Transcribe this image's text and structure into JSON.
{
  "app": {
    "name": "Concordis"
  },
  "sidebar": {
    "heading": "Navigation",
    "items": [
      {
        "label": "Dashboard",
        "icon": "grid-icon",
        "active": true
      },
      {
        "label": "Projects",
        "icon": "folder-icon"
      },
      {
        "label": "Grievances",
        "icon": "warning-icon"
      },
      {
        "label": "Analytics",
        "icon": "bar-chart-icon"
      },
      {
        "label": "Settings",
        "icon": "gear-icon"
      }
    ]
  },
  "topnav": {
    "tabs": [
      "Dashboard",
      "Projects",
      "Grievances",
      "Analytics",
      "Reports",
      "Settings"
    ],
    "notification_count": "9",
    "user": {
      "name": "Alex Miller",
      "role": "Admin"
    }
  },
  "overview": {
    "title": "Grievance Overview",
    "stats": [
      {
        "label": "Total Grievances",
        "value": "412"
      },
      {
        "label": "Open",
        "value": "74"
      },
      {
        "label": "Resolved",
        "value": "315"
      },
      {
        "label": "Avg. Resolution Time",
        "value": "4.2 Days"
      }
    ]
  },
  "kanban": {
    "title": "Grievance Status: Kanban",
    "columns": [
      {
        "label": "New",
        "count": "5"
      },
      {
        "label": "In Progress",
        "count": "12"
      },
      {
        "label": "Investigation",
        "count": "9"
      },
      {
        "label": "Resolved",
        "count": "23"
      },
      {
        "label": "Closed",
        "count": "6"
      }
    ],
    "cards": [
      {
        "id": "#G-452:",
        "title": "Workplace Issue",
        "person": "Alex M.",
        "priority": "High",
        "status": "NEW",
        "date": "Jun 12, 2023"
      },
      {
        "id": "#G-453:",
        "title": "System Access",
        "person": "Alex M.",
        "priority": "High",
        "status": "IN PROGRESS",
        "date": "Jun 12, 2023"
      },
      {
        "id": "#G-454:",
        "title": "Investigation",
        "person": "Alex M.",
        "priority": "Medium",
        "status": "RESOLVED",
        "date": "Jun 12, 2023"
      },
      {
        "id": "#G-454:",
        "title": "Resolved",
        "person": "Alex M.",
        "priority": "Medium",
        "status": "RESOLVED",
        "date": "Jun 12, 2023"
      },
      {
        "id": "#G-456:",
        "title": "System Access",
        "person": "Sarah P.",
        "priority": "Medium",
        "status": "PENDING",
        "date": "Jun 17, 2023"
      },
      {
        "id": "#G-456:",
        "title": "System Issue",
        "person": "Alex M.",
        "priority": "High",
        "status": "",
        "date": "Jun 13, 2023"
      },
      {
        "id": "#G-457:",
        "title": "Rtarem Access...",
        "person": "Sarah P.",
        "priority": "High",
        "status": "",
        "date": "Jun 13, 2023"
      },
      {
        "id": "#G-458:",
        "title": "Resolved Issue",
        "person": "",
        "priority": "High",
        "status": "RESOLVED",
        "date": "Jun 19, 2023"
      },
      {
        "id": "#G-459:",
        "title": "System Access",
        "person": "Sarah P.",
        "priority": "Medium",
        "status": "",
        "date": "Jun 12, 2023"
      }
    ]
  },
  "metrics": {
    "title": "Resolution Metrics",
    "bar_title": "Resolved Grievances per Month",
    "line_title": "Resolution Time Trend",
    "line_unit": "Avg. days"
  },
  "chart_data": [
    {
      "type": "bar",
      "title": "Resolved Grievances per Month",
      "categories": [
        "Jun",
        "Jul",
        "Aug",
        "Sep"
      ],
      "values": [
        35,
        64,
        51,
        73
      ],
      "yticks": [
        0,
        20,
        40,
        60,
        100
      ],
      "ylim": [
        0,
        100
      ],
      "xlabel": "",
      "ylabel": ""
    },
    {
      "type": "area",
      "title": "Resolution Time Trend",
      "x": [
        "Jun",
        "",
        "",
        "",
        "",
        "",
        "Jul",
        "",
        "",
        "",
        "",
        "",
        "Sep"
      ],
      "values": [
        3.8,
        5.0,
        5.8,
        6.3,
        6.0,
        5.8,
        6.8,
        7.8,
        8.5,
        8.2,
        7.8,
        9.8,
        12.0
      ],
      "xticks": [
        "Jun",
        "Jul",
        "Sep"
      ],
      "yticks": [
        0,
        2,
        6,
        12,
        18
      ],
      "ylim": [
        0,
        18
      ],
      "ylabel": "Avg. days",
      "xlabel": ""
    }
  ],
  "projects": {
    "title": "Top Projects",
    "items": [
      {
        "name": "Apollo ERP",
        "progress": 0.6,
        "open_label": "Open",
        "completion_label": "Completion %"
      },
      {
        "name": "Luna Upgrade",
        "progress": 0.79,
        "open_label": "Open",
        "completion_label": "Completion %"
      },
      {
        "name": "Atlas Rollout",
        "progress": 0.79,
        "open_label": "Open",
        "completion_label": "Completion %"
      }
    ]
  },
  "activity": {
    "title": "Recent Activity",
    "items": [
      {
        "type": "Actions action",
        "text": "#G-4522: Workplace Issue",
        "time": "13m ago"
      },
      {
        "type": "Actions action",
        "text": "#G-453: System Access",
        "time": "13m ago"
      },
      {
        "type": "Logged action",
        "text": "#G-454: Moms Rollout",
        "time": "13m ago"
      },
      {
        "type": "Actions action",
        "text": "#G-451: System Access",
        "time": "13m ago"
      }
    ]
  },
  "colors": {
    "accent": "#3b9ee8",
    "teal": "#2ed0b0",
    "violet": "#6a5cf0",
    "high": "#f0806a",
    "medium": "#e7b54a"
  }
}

□ □ □ □ □ □ □

▸ **What needs to be done**: Transcribe every record above exactly as it appears.

▸ **Answer for the task**:
Transcribe this image's text and structure into JSON.
{
  "app": {
    "name": "Concordis"
  },
  "sidebar": {
    "heading": "Navigation",
    "items": [
      {
        "label": "Dashboard",
        "icon": "grid-icon",
        "active": true
      },
      {
        "label": "Projects",
        "icon": "folder-icon"
      },
      {
        "label": "Grievances",
        "icon": "warning-icon"
      },
      {
        "label": "Analytics",
        "icon": "bar-chart-icon"
      },
      {
        "label": "Settings",
        "icon": "gear-icon"
      }
    ]
  },
  "topnav": {
    "tabs": [
      "Dashboard",
      "Projects",
      "Grievances",
      "Analytics",
      "Reports",
      "Settings"
    ],
    "notification_count": "9",
    "user": {
      "name": "Alex Miller",
      "role": "Admin"
    }
  },
  "overview": {
    "title": "Grievance Overview",
    "stats": [
      {
        "label": "Total Grievances",
        "value": "412"
      },
      {
        "label": "Open",
        "value": "74"
      },
      {
        "label": "Resolved",
        "value": "315"
      },
      {
        "label": "Avg. Resolution Time",
        "value": "4.2 Days"
      }
    ]
  },
  "kanban": {
    "title": "Grievance Status: Kanban",
    "columns": [
      {
        "label": "New",
        "count": "5"
      },
      {
        "label": "In Progress",
        "count": "12"
      },
      {
        "label": "Investigation",
        "count": "9"
      },
      {
        "label": "Resolved",
        "count": "23"
      },
      {
        "label": "Closed",
        "count": "6"
      }
    ],
    "cards": [
      {
        "id": "#G-452:",
        "title": "Workplace Issue",
        "person": "Alex M.",
        "priority": "High",
        "status": "NEW",
        "date": "Jun 12, 2023"
      },
      {
        "id": "#G-453:",
        "title": "System Access",
        "person": "Alex M.",
        "priority": "High",
        "status": "IN PROGRESS",
        "date": "Jun 12, 2023"
      },
      {
        "id": "#G-454:",
        "title": "Investigation",
        "person": "Alex M.",
        "priority": "Medium",
        "status": "RESOLVED",
        "date": "Jun 12, 2023"
      },
      {
        "id": "#G-454:",
        "title": "Resolved",
        "person": "Alex M.",
        "priority": "Medium",
        "status": "RESOLVED",
        "date": "Jun 12, 2023"
      },
      {
        "id": "#G-456:",
        "title": "System Access",
        "person": "Sarah P.",
        "priority": "Medium",
        "status": "PENDING",
        "date": "Jun 17, 2023"
      },
      {
        "id": "#G-456:",
        "title": "System Issue",
        "person": "Alex M.",
        "priority": "High",
        "status": "",
        "date": "Jun 13, 2023"
      },
      {
        "id": "#G-457:",
        "title": "Rtarem Access...",
        "person": "Sarah P.",
        "priority": "High",
        "status": "",
        "date": "Jun 13, 2023"
      },
      {
        "id": "#G-458:",
        "title": "Resolved Issue",
        "person": "",
        "priority": "High",
        "status": "RESOLVED",
        "date": "Jun 19, 2023"
      },
      {
        "id": "#G-459:",
        "title": "System Access",
        "person": "Sarah P.",
        "priority": "Medium",
        "status": "",
        "date": "Jun 12, 2023"
      }
    ]
  },
  "metrics": {
    "title": "Resolution Metrics",
    "bar_title": "Resolved Grievances per Month",
    "line_title": "Resolution Time Trend",
    "line_unit": "Avg. days"
  },
  "chart_data": [
    {
      "type": "bar",
      "title": "Resolved Grievances per Month",
      "categories": [
        "Jun",
        "Jul",
        "Aug",
        "Sep"
      ],
      "values": [
        35,
        64,
        51,
        73
      ],
      "yticks": [
        0,
        20,
        40,
        60,
        100
      ],
      "ylim": [
        0,
        100
      ],
      "xlabel": "",
      "ylabel": ""
    },
    {
      "type": "area",
      "title": "Resolution Time Trend",
      "x": [
        "Jun",
        "",
        "",
        "",
        "",
        "",
        "Jul",
        "",
        "",
        "",
        "",
        "",
        "Sep"
      ],
      "values": [
        3.8,
        5.0,
        5.8,
        6.3,
        6.0,
        5.8,
        6.8,
        7.8,
        8.5,
        8.2,
        7.8,
        9.8,
        12.0
      ],
      "xticks": [
        "Jun",
        "Jul",
        "Sep"
      ],
      "yticks": [
        0,
        2,
        6,
        12,
        18
      ],
      "ylim": [
        0,
        18
      ],
      "ylabel": "Avg. days",
      "xlabel": ""
    }
  ],
  "projects": {
    "title": "Top Projects",
    "items": [
      {
        "name": "Apollo ERP",
        "progress": 0.6,
        "open_label": "Open",
        "completion_label": "Completion %"
      },
      {
        "name": "Luna Upgrade",
        "progress": 0.79,
        "open_label": "Open",
        "completion_label": "Completion %"
      },
      {
        "name": "Atlas Rollout",
        "progress": 0.79,
        "open_label": "Open",
        "completion_label": "Completion %"
      }
    ]
  },
  "activity": {
    "title": "Recent Activity",
    "items": [
      {
        "type": "Actions action",
        "text": "#G-4522: Workplace Issue",
        "time": "13m ago"
      },
      {
        "type": "Actions action",
        "text": "#G-453: System Access",
        "time": "13m ago"
      },
      {
        "type": "Logged action",
        "text": "#G-454: Moms Rollout",
        "time": "13m ago"
      },
      {
        "type": "Actions action",
        "text": "#G-451: System Access",
        "time": "13m ago"
      }
    ]
  },
  "colors": {
    "accent": "#3b9ee8",
    "teal": "#2ed0b0",
    "violet": "#6a5cf0",
    "high": "#f0806a",
    "medium": "#e7b54a"
  }
}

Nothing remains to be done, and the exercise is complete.